◆ **Task instructions**:
Search the listing below for "fort". Copy each matching line.

◆ **Recorded information**:
• • •
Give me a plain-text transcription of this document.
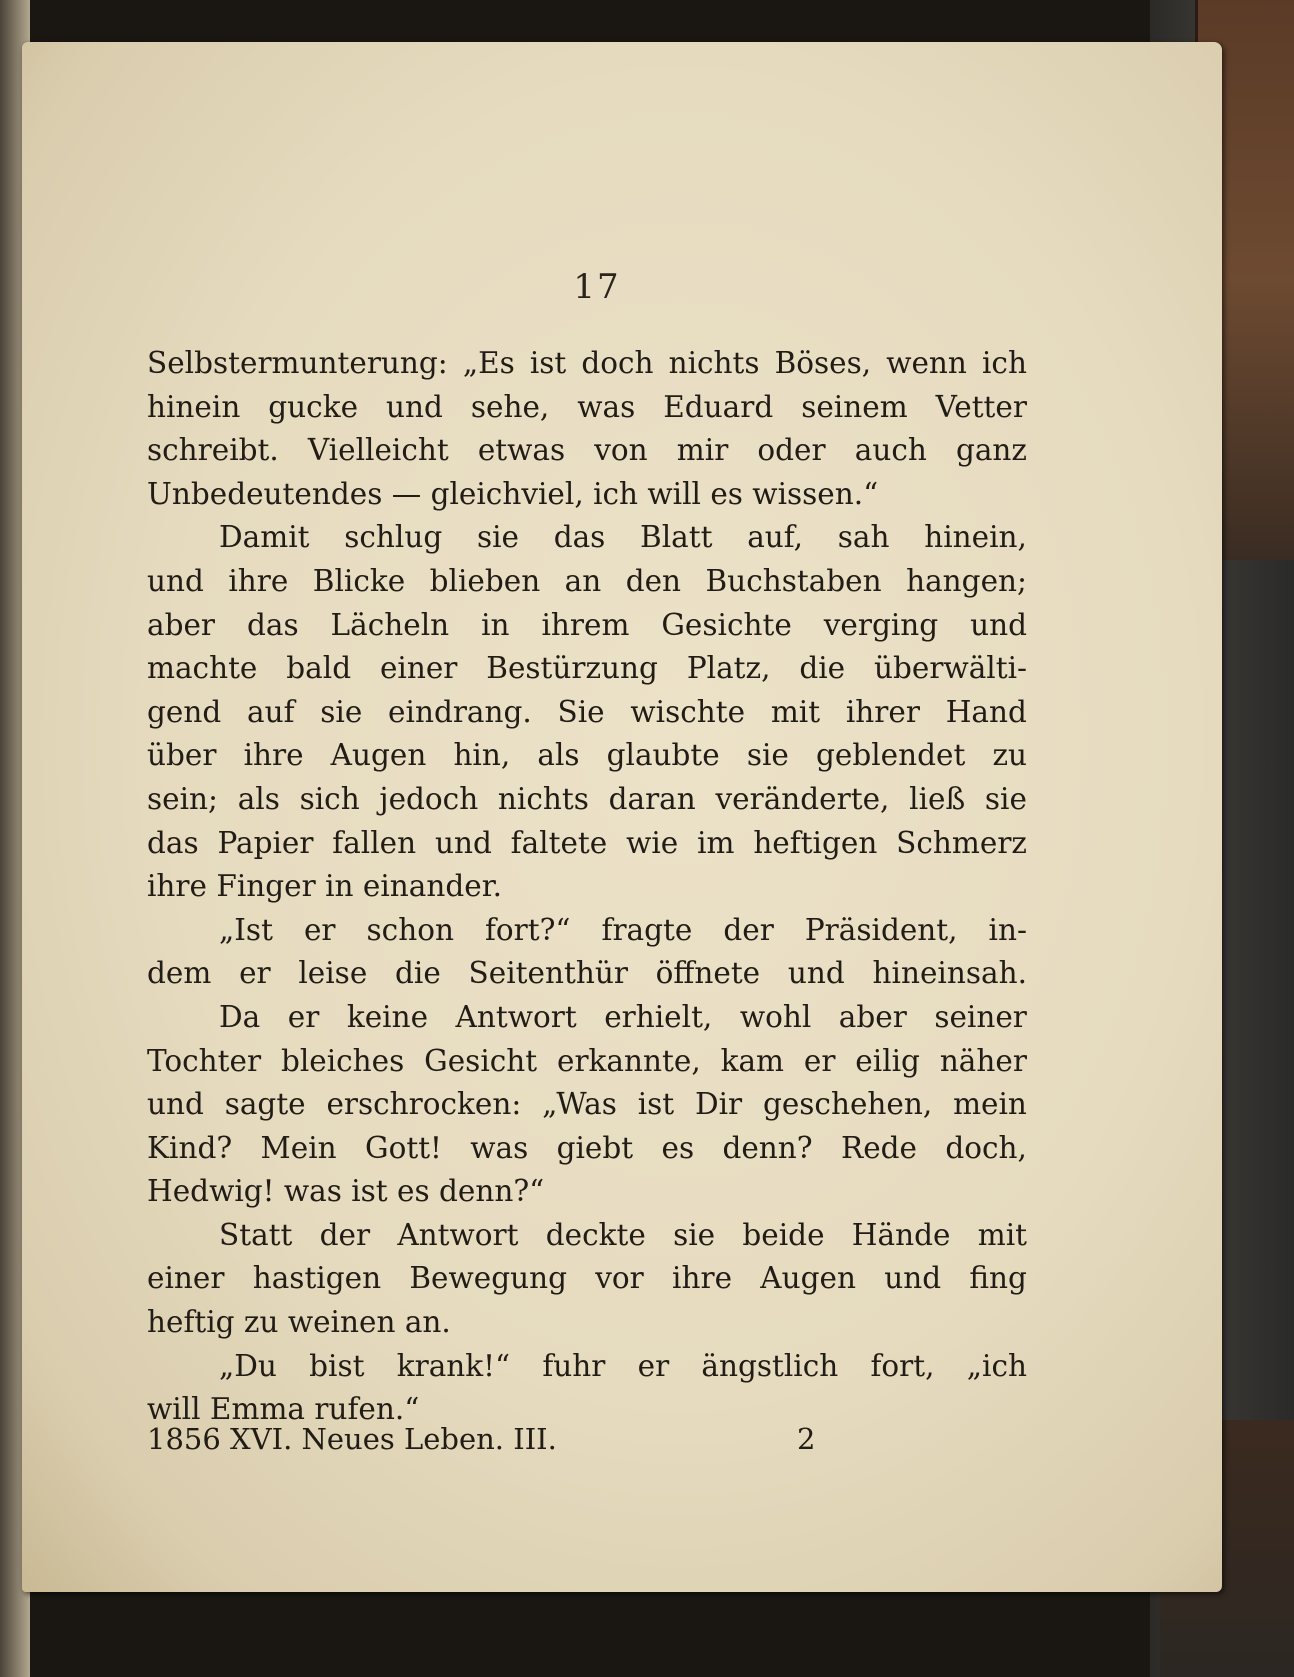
17
Selbstermunterung: „Es ist doch nichts Böses, wenn ich
hinein gucke und sehe, was Eduard seinem Vetter
schreibt. Vielleicht etwas von mir oder auch ganz
Unbedeutendes — gleichviel, ich will es wissen.“
Damit schlug sie das Blatt auf, sah hinein,
und ihre Blicke blieben an den Buchstaben hangen;
aber das Lächeln in ihrem Gesichte verging und
machte bald einer Bestürzung Platz, die überwälti-
gend auf sie eindrang. Sie wischte mit ihrer Hand
über ihre Augen hin, als glaubte sie geblendet zu
sein; als sich jedoch nichts daran veränderte, ließ sie
das Papier fallen und faltete wie im heftigen Schmerz
ihre Finger in einander.
„Ist er schon fort?“ fragte der Präsident, in-
dem er leise die Seitenthür öffnete und hineinsah.
Da er keine Antwort erhielt, wohl aber seiner
Tochter bleiches Gesicht erkannte, kam er eilig näher
und sagte erschrocken: „Was ist Dir geschehen, mein
Kind? Mein Gott! was giebt es denn? Rede doch,
Hedwig! was ist es denn?“
Statt der Antwort deckte sie beide Hände mit
einer hastigen Bewegung vor ihre Augen und fing
heftig zu weinen an.
„Du bist krank!“ fuhr er ängstlich fort, „ich
will Emma rufen.“
1856 XVI. Neues Leben. III.	2
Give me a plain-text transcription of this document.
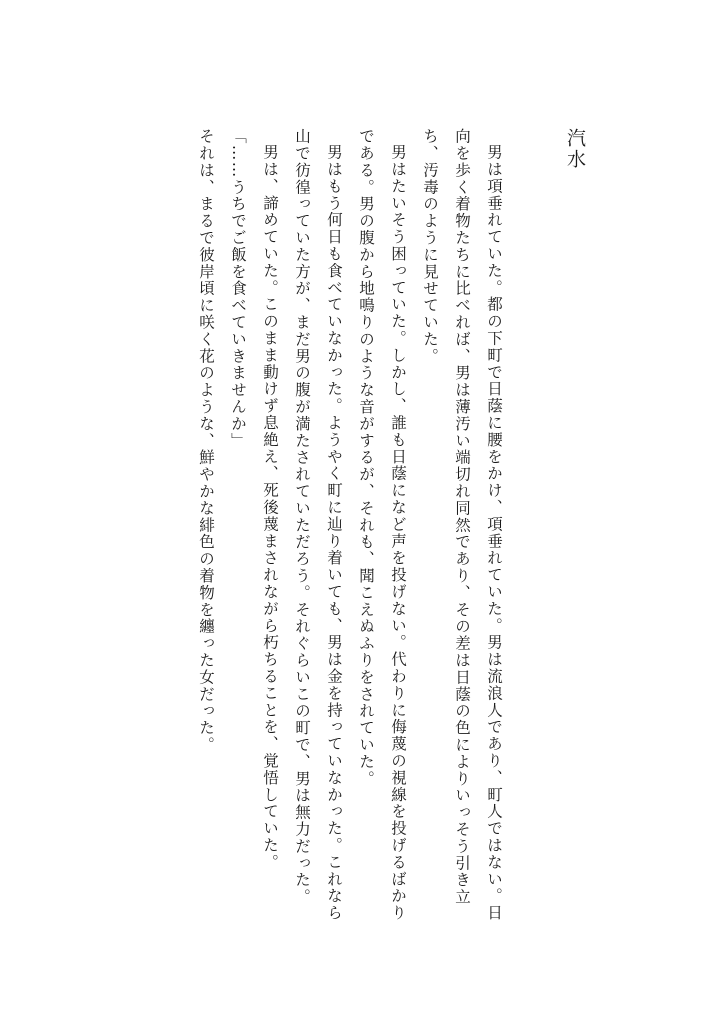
汽水

男は項垂れていた。都の下町で日蔭に腰をかけ、項垂れていた。男は流浪人であり、町人ではない。日向を歩く着物たちに比べれば、男は薄汚い端切れ同然であり、その差は日蔭の色によりいっそう引き立ち、汚毒のように見せていた。

男はたいそう困っていた。しかし、誰も日蔭になど声を投げない。代わりに侮蔑の視線を投げるばかりである。男の腹から地鳴りのような音がするが、それも、聞こえぬふりをされていた。

男はもう何日も食べていなかった。ようやく町に辿り着いても、男は金を持っていなかった。これなら山で彷徨っていた方が、まだ男の腹が満たされていただろう。それぐらいこの町で、男は無力だった。

男は、諦めていた。このまま動けず息絶え、死後蔑まされながら朽ちることを、覚悟していた。

「……うちでご飯を食べていきませんか」

それは、まるで彼岸頃に咲く花のような、鮮やかな緋色の着物を纏った女だった。
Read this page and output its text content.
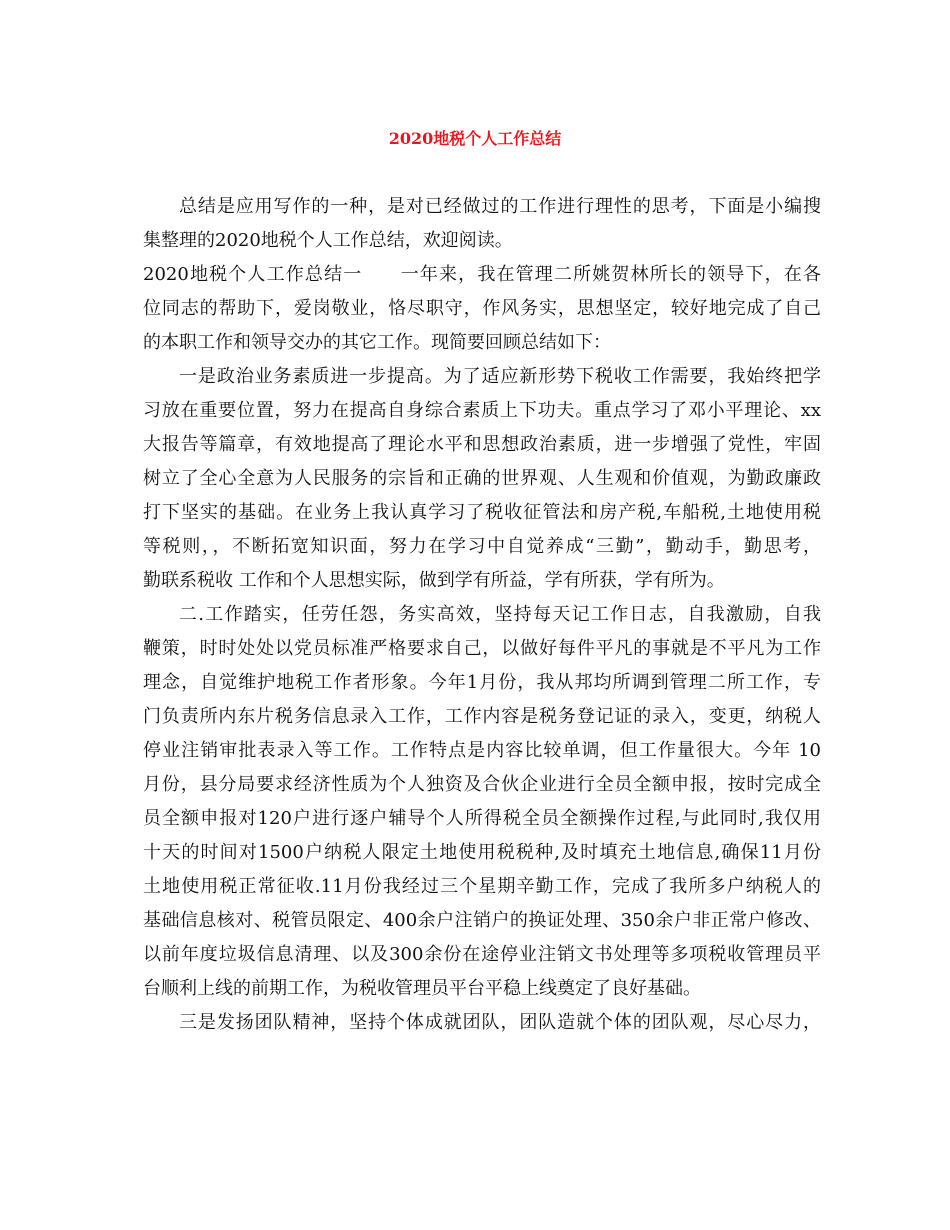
2020地税个人工作总结
总结是应用写作的一种，是对已经做过的工作进行理性的思考，下面是小编搜
集整理的2020地税个人工作总结，欢迎阅读。
2020地税个人工作总结一　　一年来，我在管理二所姚贺林所长的领导下，在各
位同志的帮助下，爱岗敬业，恪尽职守，作风务实，思想坚定，较好地完成了自己
的本职工作和领导交办的其它工作。现简要回顾总结如下：
一是政治业务素质进一步提高。为了适应新形势下税收工作需要，我始终把学
习放在重要位置，努力在提高自身综合素质上下功夫。重点学习了邓小平理论、xx
大报告等篇章，有效地提高了理论水平和思想政治素质，进一步增强了党性，牢固
树立了全心全意为人民服务的宗旨和正确的世界观、人生观和价值观，为勤政廉政
打下坚实的基础。在业务上我认真学习了税收征管法和房产税,车船税,土地使用税
等税则，，不断拓宽知识面，努力在学习中自觉养成“三勤”，勤动手，勤思考，
勤联系税收 工作和个人思想实际，做到学有所益，学有所获，学有所为。
二.工作踏实，任劳任怨，务实高效，坚持每天记工作日志，自我激励，自我
鞭策，时时处处以党员标准严格要求自己，以做好每件平凡的事就是不平凡为工作
理念，自觉维护地税工作者形象。今年1月份，我从邦均所调到管理二所工作，专
门负责所内东片税务信息录入工作，工作内容是税务登记证的录入，变更，纳税人
停业注销审批表录入等工作。工作特点是内容比较单调，但工作量很大。今年 10
月份，县分局要求经济性质为个人独资及合伙企业进行全员全额申报，按时完成全
员全额申报对120户进行逐户辅导个人所得税全员全额操作过程,与此同时,我仅用
十天的时间对1500户纳税人限定土地使用税税种,及时填充土地信息,确保11月份
土地使用税正常征收.11月份我经过三个星期辛勤工作，完成了我所多户纳税人的
基础信息核对、税管员限定、400余户注销户的换证处理、350余户非正常户修改、
以前年度垃圾信息清理、以及300余份在途停业注销文书处理等多项税收管理员平
台顺利上线的前期工作，为税收管理员平台平稳上线奠定了良好基础。
三是发扬团队精神，坚持个体成就团队，团队造就个体的团队观，尽心尽力，
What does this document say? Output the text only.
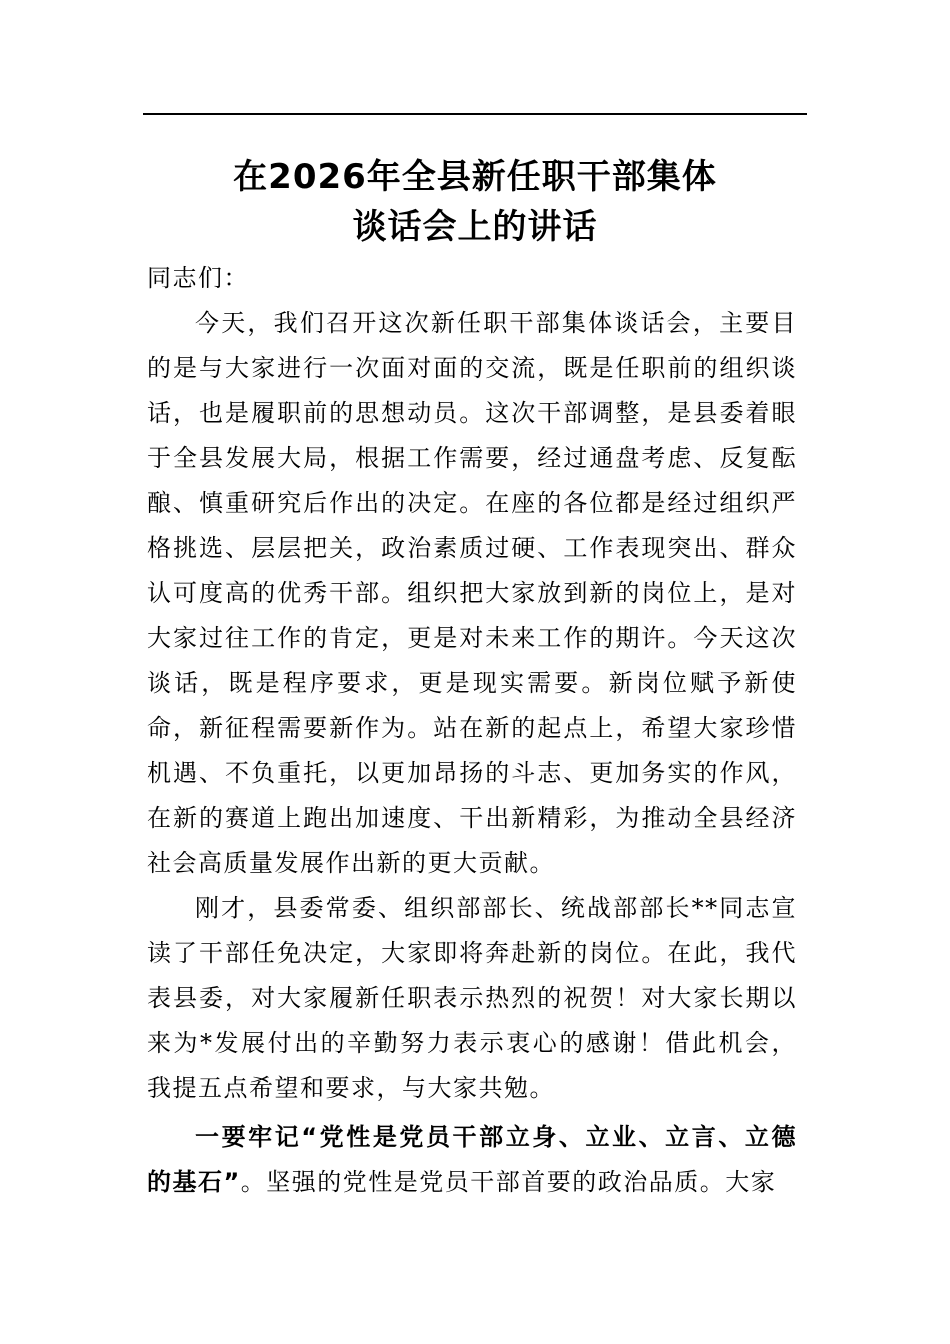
在2026年全县新任职干部集体
谈话会上的讲话

同志们：

今天，我们召开这次新任职干部集体谈话会，主要目的是与大家进行一次面对面的交流，既是任职前的组织谈话，也是履职前的思想动员。这次干部调整，是县委着眼于全县发展大局，根据工作需要，经过通盘考虑、反复酝酿、慎重研究后作出的决定。在座的各位都是经过组织严格挑选、层层把关，政治素质过硬、工作表现突出、群众认可度高的优秀干部。组织把大家放到新的岗位上，是对大家过往工作的肯定，更是对未来工作的期许。今天这次谈话，既是程序要求，更是现实需要。新岗位赋予新使命，新征程需要新作为。站在新的起点上，希望大家珍惜机遇、不负重托，以更加昂扬的斗志、更加务实的作风，在新的赛道上跑出加速度、干出新精彩，为推动全县经济社会高质量发展作出新的更大贡献。

刚才，县委常委、组织部部长、统战部部长**同志宣读了干部任免决定，大家即将奔赴新的岗位。在此，我代表县委，对大家履新任职表示热烈的祝贺！对大家长期以来为*发展付出的辛勤努力表示衷心的感谢！借此机会，我提五点希望和要求，与大家共勉。

一要牢记“党性是党员干部立身、立业、立言、立德的基石”。坚强的党性是党员干部首要的政治品质。大家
• • •
◆ **Task answer**:
„Ist er schon fort?“ fragte der Präsident, in-
„Du bist krank!“ fuhr er ängstlich fort, „ich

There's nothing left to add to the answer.